Our business is also influenced by the monetary and fiscal policies of the Federal Reserve, the federal government, and the policies of regulatory agencies, particularly the FDIC and the DFPI. The Federal Reserve implements national monetary policies (with objectives such as curbing inflation and unemployment and combating recession) through its open-market operations in U.S. government securities, by adjusting the required level of reserves for depository institutions subject to its reserve requirements, and by varying the target federal funds and discount rates applicable to borrowings by depository institutions. The actions of the Federal Reserve in these areas influence the demand for bank loans, deposits and investment in securities, and affect interest earned on interest-earning assets and interest paid on interest-bearing liabilities. The nature and impact on us of any future changes in monetary and fiscal policies cannot be predicted.

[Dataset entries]

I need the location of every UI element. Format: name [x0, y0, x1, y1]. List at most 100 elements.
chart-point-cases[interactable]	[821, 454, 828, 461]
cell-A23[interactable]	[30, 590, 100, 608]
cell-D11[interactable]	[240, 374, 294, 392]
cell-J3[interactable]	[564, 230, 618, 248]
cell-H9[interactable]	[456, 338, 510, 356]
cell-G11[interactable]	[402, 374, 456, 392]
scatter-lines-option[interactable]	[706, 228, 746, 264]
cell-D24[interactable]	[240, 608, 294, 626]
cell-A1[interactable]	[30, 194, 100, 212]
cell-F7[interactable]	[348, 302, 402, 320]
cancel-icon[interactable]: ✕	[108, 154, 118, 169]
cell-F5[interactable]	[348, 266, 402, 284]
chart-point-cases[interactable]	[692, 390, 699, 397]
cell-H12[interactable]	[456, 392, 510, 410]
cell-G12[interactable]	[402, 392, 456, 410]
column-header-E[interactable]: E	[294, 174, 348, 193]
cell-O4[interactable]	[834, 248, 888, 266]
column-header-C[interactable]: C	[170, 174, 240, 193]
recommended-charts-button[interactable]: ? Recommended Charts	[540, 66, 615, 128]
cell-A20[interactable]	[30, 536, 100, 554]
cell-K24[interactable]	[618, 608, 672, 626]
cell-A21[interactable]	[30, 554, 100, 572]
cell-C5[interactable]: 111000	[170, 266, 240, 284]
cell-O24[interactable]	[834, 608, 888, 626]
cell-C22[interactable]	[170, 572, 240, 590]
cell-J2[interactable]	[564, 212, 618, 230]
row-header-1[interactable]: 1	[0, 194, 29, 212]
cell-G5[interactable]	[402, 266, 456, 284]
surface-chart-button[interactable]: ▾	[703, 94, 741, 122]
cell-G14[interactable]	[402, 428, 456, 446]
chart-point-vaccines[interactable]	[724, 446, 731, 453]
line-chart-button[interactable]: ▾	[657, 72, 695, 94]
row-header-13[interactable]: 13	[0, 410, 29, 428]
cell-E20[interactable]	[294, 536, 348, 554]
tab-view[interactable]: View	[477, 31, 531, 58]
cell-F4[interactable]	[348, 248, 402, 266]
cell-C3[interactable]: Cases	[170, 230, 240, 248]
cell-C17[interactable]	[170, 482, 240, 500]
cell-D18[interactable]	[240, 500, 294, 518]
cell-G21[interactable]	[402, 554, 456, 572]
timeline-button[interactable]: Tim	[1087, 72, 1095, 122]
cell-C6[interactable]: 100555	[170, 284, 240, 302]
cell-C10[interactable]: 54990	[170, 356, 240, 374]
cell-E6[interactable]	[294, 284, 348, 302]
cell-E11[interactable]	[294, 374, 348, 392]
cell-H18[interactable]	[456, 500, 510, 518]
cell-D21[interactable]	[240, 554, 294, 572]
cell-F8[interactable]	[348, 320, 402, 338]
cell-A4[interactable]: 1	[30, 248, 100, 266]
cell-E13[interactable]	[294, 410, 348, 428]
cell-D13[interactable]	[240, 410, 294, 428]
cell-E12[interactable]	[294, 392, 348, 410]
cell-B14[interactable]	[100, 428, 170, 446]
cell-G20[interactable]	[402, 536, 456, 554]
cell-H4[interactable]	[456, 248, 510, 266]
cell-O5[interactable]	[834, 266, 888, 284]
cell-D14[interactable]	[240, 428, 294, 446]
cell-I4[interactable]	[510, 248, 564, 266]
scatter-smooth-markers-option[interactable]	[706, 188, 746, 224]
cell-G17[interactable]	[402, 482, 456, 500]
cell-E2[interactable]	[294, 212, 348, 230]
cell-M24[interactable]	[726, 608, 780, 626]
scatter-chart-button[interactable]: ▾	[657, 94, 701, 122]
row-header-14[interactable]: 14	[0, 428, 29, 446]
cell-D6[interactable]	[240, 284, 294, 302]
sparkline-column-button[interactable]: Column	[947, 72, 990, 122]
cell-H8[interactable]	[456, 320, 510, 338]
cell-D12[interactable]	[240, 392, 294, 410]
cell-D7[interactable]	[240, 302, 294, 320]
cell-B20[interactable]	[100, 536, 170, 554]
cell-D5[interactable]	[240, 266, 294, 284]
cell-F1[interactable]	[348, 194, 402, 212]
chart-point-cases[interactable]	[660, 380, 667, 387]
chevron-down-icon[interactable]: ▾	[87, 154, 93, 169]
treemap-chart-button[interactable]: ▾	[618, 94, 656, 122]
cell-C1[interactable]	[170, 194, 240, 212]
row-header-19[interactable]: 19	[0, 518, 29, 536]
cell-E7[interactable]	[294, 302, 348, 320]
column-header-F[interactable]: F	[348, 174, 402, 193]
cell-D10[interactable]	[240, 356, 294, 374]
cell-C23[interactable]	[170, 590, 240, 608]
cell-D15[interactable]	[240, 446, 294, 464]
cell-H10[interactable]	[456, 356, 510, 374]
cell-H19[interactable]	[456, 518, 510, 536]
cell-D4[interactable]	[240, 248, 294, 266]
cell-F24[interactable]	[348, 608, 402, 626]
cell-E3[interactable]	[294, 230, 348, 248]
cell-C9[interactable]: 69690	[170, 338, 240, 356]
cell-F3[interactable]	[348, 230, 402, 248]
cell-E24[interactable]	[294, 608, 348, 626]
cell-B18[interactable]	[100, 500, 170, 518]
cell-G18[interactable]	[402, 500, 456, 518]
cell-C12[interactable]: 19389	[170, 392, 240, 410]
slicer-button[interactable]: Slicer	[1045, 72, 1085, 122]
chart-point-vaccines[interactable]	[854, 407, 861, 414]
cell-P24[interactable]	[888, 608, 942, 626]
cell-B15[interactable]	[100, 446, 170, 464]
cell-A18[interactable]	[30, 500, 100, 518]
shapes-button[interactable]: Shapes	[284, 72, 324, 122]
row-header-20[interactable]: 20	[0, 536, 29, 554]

# [REQUIRED WORK]
Summarize the excerpt on monetary and fiscal policy in two sentences. These rows were taken from a separate source.

# [ANSWER TO THIS PROBLEM]
The business is influenced by the monetary and fiscal policies of the Federal Reserve and the federal government and by the policies of regulatory agencies, particularly the FDIC and the DFPI. The Federal Reserve implements monetary policy through open-market operations in U.S. government securities, reserve requirements, and the target federal funds and discount rates, which influence demand for bank loans, deposits and securities investment and affect interest earned and paid, though the nature and impact of future policy changes cannot be predicted.